*Exercise:* Please write out the complete listing that follows, exactly as it reads.

*Records supplied:*

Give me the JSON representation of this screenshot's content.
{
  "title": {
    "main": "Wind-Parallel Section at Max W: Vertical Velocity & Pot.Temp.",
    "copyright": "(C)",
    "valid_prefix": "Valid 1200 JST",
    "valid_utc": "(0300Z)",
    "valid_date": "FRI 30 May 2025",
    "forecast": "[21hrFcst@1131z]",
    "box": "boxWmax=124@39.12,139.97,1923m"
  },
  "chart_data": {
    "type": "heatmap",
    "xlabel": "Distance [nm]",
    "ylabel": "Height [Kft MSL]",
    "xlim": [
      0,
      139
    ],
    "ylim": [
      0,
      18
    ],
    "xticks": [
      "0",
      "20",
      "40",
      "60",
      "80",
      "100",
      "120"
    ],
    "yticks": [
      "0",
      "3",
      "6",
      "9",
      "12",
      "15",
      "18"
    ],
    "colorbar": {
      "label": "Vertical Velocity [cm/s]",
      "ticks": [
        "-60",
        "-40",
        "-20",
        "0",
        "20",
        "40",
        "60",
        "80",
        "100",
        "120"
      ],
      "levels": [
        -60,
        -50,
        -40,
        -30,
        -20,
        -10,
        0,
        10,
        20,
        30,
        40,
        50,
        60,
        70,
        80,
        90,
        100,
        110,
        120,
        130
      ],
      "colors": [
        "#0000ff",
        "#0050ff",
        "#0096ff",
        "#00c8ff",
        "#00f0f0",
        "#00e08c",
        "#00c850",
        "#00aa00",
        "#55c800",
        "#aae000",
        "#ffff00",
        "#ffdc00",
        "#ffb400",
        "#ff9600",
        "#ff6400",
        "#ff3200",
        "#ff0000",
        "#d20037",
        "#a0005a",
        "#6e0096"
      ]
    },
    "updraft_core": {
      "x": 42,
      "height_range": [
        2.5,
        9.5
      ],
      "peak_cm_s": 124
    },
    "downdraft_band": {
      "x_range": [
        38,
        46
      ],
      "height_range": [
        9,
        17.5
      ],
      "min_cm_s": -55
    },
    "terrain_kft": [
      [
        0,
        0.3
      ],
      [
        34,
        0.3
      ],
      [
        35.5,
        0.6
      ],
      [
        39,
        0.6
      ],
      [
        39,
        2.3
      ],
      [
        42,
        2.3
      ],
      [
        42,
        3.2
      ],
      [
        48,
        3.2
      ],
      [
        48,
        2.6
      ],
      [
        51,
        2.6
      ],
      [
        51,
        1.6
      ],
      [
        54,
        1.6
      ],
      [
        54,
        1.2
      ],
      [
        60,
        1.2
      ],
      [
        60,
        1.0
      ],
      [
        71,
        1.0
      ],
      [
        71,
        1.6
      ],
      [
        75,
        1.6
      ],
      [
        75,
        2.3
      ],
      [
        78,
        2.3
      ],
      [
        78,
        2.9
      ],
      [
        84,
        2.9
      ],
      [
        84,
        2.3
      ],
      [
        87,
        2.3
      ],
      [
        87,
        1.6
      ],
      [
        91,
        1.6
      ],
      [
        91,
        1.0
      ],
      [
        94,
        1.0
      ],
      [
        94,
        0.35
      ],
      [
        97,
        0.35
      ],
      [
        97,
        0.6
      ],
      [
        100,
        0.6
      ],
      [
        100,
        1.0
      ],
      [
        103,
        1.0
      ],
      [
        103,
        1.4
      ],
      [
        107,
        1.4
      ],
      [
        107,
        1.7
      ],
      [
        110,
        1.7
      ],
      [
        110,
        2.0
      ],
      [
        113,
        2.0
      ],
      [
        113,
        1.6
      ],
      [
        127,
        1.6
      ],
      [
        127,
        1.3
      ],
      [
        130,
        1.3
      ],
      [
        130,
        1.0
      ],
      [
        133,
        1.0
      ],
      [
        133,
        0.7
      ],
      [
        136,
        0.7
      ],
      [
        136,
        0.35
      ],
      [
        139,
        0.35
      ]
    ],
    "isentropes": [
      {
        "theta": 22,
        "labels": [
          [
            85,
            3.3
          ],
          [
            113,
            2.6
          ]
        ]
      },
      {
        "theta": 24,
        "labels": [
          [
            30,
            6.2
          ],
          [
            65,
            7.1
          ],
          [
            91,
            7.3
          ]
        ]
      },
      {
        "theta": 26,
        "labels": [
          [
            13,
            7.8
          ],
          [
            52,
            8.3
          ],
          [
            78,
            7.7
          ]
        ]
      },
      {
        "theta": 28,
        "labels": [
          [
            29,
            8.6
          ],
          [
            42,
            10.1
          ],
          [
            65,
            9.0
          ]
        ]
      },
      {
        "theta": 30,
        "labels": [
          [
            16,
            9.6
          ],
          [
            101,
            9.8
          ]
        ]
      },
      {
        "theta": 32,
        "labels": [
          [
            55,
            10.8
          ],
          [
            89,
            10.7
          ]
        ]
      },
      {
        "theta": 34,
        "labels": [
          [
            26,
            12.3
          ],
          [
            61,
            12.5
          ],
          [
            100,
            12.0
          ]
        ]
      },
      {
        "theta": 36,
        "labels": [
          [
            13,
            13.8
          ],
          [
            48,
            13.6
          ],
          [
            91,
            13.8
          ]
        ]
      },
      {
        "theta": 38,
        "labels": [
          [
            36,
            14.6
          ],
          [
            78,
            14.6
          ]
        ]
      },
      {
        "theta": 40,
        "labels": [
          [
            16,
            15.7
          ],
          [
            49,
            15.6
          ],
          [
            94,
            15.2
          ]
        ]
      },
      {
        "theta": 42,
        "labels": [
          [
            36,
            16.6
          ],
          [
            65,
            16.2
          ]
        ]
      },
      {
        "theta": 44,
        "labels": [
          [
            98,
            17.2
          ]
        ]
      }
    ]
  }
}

*Final result:*
Give me the JSON representation of this screenshot's content.
{
  "title": {
    "main": "Wind-Parallel Section at Max W: Vertical Velocity & Pot.Temp.",
    "copyright": "(C)",
    "valid_prefix": "Valid 1200 JST",
    "valid_utc": "(0300Z)",
    "valid_date": "FRI 30 May 2025",
    "forecast": "[21hrFcst@1131z]",
    "box": "boxWmax=124@39.12,139.97,1923m"
  },
  "chart_data": {
    "type": "heatmap",
    "xlabel": "Distance [nm]",
    "ylabel": "Height [Kft MSL]",
    "xlim": [
      0,
      139
    ],
    "ylim": [
      0,
      18
    ],
    "xticks": [
      "0",
      "20",
      "40",
      "60",
      "80",
      "100",
      "120"
    ],
    "yticks": [
      "0",
      "3",
      "6",
      "9",
      "12",
      "15",
      "18"
    ],
    "colorbar": {
      "label": "Vertical Velocity [cm/s]",
      "ticks": [
        "-60",
        "-40",
        "-20",
        "0",
        "20",
        "40",
        "60",
        "80",
        "100",
        "120"
      ],
      "levels": [
        -60,
        -50,
        -40,
        -30,
        -20,
        -10,
        0,
        10,
        20,
        30,
        40,
        50,
        60,
        70,
        80,
        90,
        100,
        110,
        120,
        130
      ],
      "colors": [
        "#0000ff",
        "#0050ff",
        "#0096ff",
        "#00c8ff",
        "#00f0f0",
        "#00e08c",
        "#00c850",
        "#00aa00",
        "#55c800",
        "#aae000",
        "#ffff00",
        "#ffdc00",
        "#ffb400",
        "#ff9600",
        "#ff6400",
        "#ff3200",
        "#ff0000",
        "#d20037",
        "#a0005a",
        "#6e0096"
      ]
    },
    "updraft_core": {
      "x": 42,
      "height_range": [
        2.5,
        9.5
      ],
      "peak_cm_s": 124
    },
    "downdraft_band": {
      "x_range": [
        38,
        46
      ],
      "height_range": [
        9,
        17.5
      ],
      "min_cm_s": -55
    },
    "terrain_kft": [
      [
        0,
        0.3
      ],
      [
        34,
        0.3
      ],
      [
        35.5,
        0.6
      ],
      [
        39,
        0.6
      ],
      [
        39,
        2.3
      ],
      [
        42,
        2.3
      ],
      [
        42,
        3.2
      ],
      [
        48,
        3.2
      ],
      [
        48,
        2.6
      ],
      [
        51,
        2.6
      ],
      [
        51,
        1.6
      ],
      [
        54,
        1.6
      ],
      [
        54,
        1.2
      ],
      [
        60,
        1.2
      ],
      [
        60,
        1.0
      ],
      [
        71,
        1.0
      ],
      [
        71,
        1.6
      ],
      [
        75,
        1.6
      ],
      [
        75,
        2.3
      ],
      [
        78,
        2.3
      ],
      [
        78,
        2.9
      ],
      [
        84,
        2.9
      ],
      [
        84,
        2.3
      ],
      [
        87,
        2.3
      ],
      [
        87,
        1.6
      ],
      [
        91,
        1.6
      ],
      [
        91,
        1.0
      ],
      [
        94,
        1.0
      ],
      [
        94,
        0.35
      ],
      [
        97,
        0.35
      ],
      [
        97,
        0.6
      ],
      [
        100,
        0.6
      ],
      [
        100,
        1.0
      ],
      [
        103,
        1.0
      ],
      [
        103,
        1.4
      ],
      [
        107,
        1.4
      ],
      [
        107,
        1.7
      ],
      [
        110,
        1.7
      ],
      [
        110,
        2.0
      ],
      [
        113,
        2.0
      ],
      [
        113,
        1.6
      ],
      [
        127,
        1.6
      ],
      [
        127,
        1.3
      ],
      [
        130,
        1.3
      ],
      [
        130,
        1.0
      ],
      [
        133,
        1.0
      ],
      [
        133,
        0.7
      ],
      [
        136,
        0.7
      ],
      [
        136,
        0.35
      ],
      [
        139,
        0.35
      ]
    ],
    "isentropes": [
      {
        "theta": 22,
        "labels": [
          [
            85,
            3.3
          ],
          [
            113,
            2.6
          ]
        ]
      },
      {
        "theta": 24,
        "labels": [
          [
            30,
            6.2
          ],
          [
            65,
            7.1
          ],
          [
            91,
            7.3
          ]
        ]
      },
      {
        "theta": 26,
        "labels": [
          [
            13,
            7.8
          ],
          [
            52,
            8.3
          ],
          [
            78,
            7.7
          ]
        ]
      },
      {
        "theta": 28,
        "labels": [
          [
            29,
            8.6
          ],
          [
            42,
            10.1
          ],
          [
            65,
            9.0
          ]
        ]
      },
      {
        "theta": 30,
        "labels": [
          [
            16,
            9.6
          ],
          [
            101,
            9.8
          ]
        ]
      },
      {
        "theta": 32,
        "labels": [
          [
            55,
            10.8
          ],
          [
            89,
            10.7
          ]
        ]
      },
      {
        "theta": 34,
        "labels": [
          [
            26,
            12.3
          ],
          [
            61,
            12.5
          ],
          [
            100,
            12.0
          ]
        ]
      },
      {
        "theta": 36,
        "labels": [
          [
            13,
            13.8
          ],
          [
            48,
            13.6
          ],
          [
            91,
            13.8
          ]
        ]
      },
      {
        "theta": 38,
        "labels": [
          [
            36,
            14.6
          ],
          [
            78,
            14.6
          ]
        ]
      },
      {
        "theta": 40,
        "labels": [
          [
            16,
            15.7
          ],
          [
            49,
            15.6
          ],
          [
            94,
            15.2
          ]
        ]
      },
      {
        "theta": 42,
        "labels": [
          [
            36,
            16.6
          ],
          [
            65,
            16.2
          ]
        ]
      },
      {
        "theta": 44,
        "labels": [
          [
            98,
            17.2
          ]
        ]
      }
    ]
  }
}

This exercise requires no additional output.